» What to produce: Copy all of the material word for word, except for the pictures.

» Records shown:

※

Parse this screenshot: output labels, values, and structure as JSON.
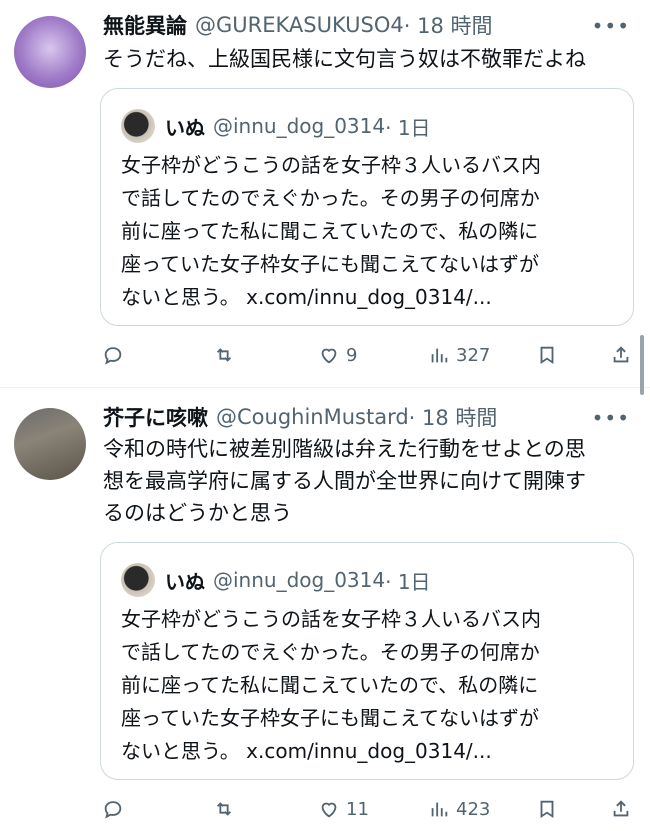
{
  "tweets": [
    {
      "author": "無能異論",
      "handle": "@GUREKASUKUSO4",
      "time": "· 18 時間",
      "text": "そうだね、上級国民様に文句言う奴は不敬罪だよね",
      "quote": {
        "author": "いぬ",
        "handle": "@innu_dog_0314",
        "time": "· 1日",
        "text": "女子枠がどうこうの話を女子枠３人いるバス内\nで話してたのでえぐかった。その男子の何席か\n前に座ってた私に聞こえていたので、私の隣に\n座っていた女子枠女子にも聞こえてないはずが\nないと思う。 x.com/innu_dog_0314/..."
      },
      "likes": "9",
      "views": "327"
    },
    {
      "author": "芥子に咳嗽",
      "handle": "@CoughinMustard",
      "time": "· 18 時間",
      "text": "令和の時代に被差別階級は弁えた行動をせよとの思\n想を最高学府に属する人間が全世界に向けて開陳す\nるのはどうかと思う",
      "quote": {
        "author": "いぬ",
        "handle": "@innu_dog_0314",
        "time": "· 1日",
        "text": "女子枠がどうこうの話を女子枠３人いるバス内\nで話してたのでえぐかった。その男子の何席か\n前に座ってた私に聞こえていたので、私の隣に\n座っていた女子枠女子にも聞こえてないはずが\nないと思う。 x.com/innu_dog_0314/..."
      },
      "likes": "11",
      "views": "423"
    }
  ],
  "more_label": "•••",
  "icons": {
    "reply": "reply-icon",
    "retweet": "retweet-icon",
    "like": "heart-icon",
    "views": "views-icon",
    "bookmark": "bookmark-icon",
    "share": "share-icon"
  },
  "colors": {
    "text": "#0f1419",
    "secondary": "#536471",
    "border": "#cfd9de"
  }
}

※

» Response to the task:
Parse this screenshot: output labels, values, and structure as JSON.
{
  "tweets": [
    {
      "author": "無能異論",
      "handle": "@GUREKASUKUSO4",
      "time": "· 18 時間",
      "text": "そうだね、上級国民様に文句言う奴は不敬罪だよね",
      "quote": {
        "author": "いぬ",
        "handle": "@innu_dog_0314",
        "time": "· 1日",
        "text": "女子枠がどうこうの話を女子枠３人いるバス内\nで話してたのでえぐかった。その男子の何席か\n前に座ってた私に聞こえていたので、私の隣に\n座っていた女子枠女子にも聞こえてないはずが\nないと思う。 x.com/innu_dog_0314/..."
      },
      "likes": "9",
      "views": "327"
    },
    {
      "author": "芥子に咳嗽",
      "handle": "@CoughinMustard",
      "time": "· 18 時間",
      "text": "令和の時代に被差別階級は弁えた行動をせよとの思\n想を最高学府に属する人間が全世界に向けて開陳す\nるのはどうかと思う",
      "quote": {
        "author": "いぬ",
        "handle": "@innu_dog_0314",
        "time": "· 1日",
        "text": "女子枠がどうこうの話を女子枠３人いるバス内\nで話してたのでえぐかった。その男子の何席か\n前に座ってた私に聞こえていたので、私の隣に\n座っていた女子枠女子にも聞こえてないはずが\nないと思う。 x.com/innu_dog_0314/..."
      },
      "likes": "11",
      "views": "423"
    }
  ],
  "more_label": "•••",
  "icons": {
    "reply": "reply-icon",
    "retweet": "retweet-icon",
    "like": "heart-icon",
    "views": "views-icon",
    "bookmark": "bookmark-icon",
    "share": "share-icon"
  },
  "colors": {
    "text": "#0f1419",
    "secondary": "#536471",
    "border": "#cfd9de"
  }
}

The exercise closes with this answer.